§ **WRITTEN EXERCISE**: In your copy, leave out the pictures and repeat the entries below exactly.

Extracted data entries
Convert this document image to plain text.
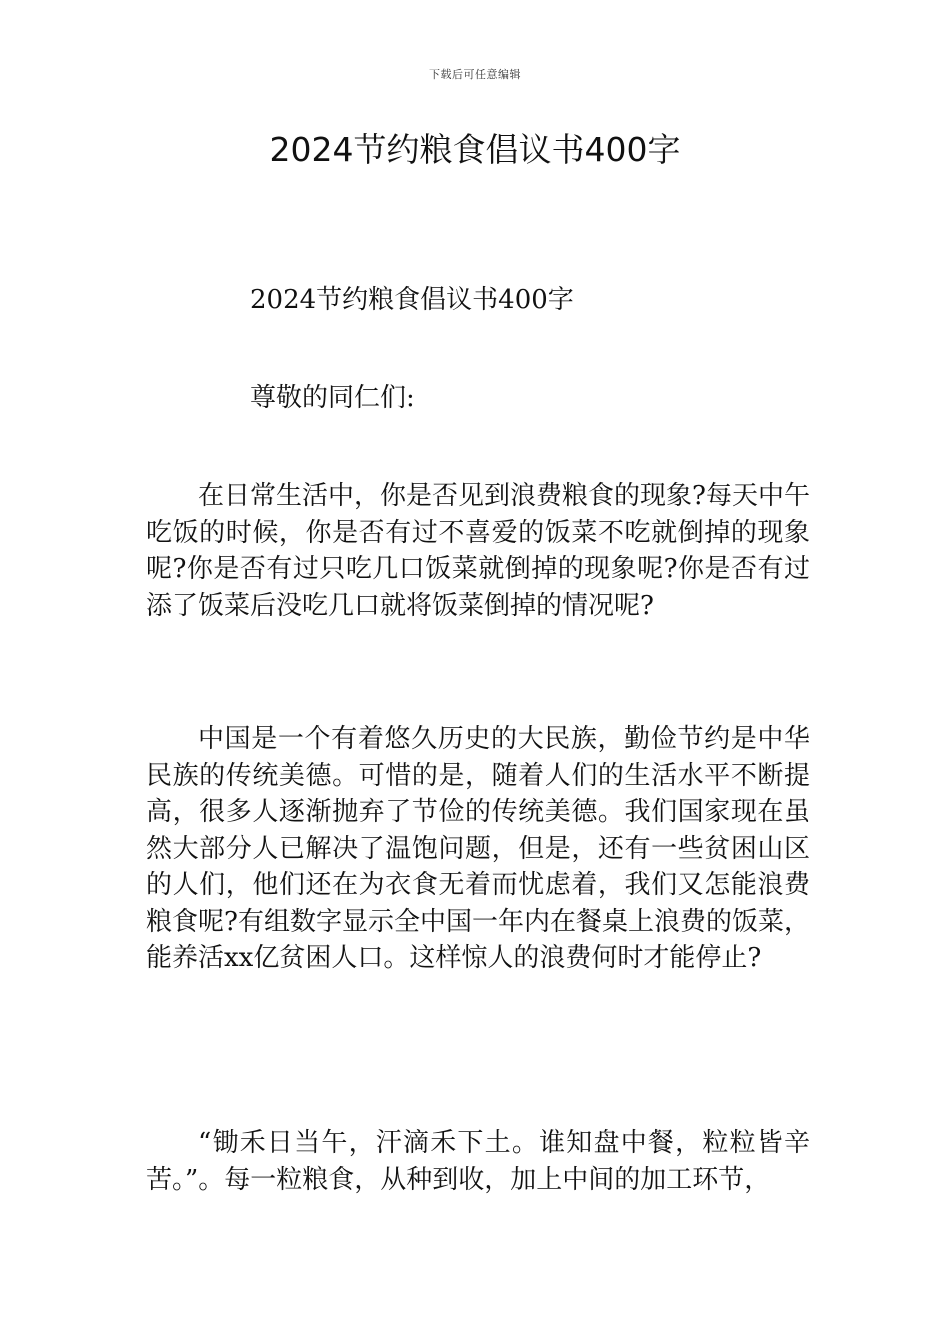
下载后可任意编辑
2024节约粮食倡议书400字
2024节约粮食倡议书400字
尊敬的同仁们:
在日常生活中，你是否见到浪费粮食的现象?每天中午
吃饭的时候，你是否有过不喜爱的饭菜不吃就倒掉的现象
呢?你是否有过只吃几口饭菜就倒掉的现象呢?你是否有过
添了饭菜后没吃几口就将饭菜倒掉的情况呢?
中国是一个有着悠久历史的大民族，勤俭节约是中华
民族的传统美德。可惜的是，随着人们的生活水平不断提
高，很多人逐渐抛弃了节俭的传统美德。我们国家现在虽
然大部分人已解决了温饱问题，但是，还有一些贫困山区
的人们，他们还在为衣食无着而忧虑着，我们又怎能浪费
粮食呢?有组数字显示全中国一年内在餐桌上浪费的饭菜，
能养活xx亿贫困人口。这样惊人的浪费何时才能停止?
“锄禾日当午，汗滴禾下土。谁知盘中餐，粒粒皆辛
苦。”。每一粒粮食，从种到收，加上中间的加工环节，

§ **FINAL ANSWER**:
Convert this document image to plain text.
下载后可任意编辑
2024节约粮食倡议书400字
2024节约粮食倡议书400字
尊敬的同仁们:
在日常生活中，你是否见到浪费粮食的现象?每天中午
吃饭的时候，你是否有过不喜爱的饭菜不吃就倒掉的现象
呢?你是否有过只吃几口饭菜就倒掉的现象呢?你是否有过
添了饭菜后没吃几口就将饭菜倒掉的情况呢?
中国是一个有着悠久历史的大民族，勤俭节约是中华
民族的传统美德。可惜的是，随着人们的生活水平不断提
高，很多人逐渐抛弃了节俭的传统美德。我们国家现在虽
然大部分人已解决了温饱问题，但是，还有一些贫困山区
的人们，他们还在为衣食无着而忧虑着，我们又怎能浪费
粮食呢?有组数字显示全中国一年内在餐桌上浪费的饭菜，
能养活xx亿贫困人口。这样惊人的浪费何时才能停止?
“锄禾日当午，汗滴禾下土。谁知盘中餐，粒粒皆辛
苦。”。每一粒粮食，从种到收，加上中间的加工环节，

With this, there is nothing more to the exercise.